Problem description. Write out all entries word for word.

-- BEGIN Records --

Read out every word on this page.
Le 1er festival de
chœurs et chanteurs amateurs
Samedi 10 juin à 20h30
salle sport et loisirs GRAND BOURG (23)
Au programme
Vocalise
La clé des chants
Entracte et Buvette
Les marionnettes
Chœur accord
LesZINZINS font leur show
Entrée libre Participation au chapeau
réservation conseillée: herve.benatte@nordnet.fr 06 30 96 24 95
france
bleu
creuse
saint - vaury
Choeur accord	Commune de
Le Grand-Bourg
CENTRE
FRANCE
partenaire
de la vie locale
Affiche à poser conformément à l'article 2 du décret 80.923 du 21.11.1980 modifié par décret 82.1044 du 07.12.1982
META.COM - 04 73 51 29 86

-- END Records --

Reply to the exercise.
Read out every word on this page.
Le 1er festival de
chœurs et chanteurs amateurs
Samedi 10 juin à 20h30
salle sport et loisirs GRAND BOURG (23)
Au programme
Vocalise
La clé des chants
Entracte et Buvette
Les marionnettes
Chœur accord
LesZINZINS font leur show
Entrée libre Participation au chapeau
réservation conseillée: herve.benatte@nordnet.fr 06 30 96 24 95
france
bleu
creuse
saint - vaury
Choeur accord	Commune de
Le Grand-Bourg
CENTRE
FRANCE
partenaire
de la vie locale
Affiche à poser conformément à l'article 2 du décret 80.923 du 21.11.1980 modifié par décret 82.1044 du 07.12.1982
META.COM - 04 73 51 29 86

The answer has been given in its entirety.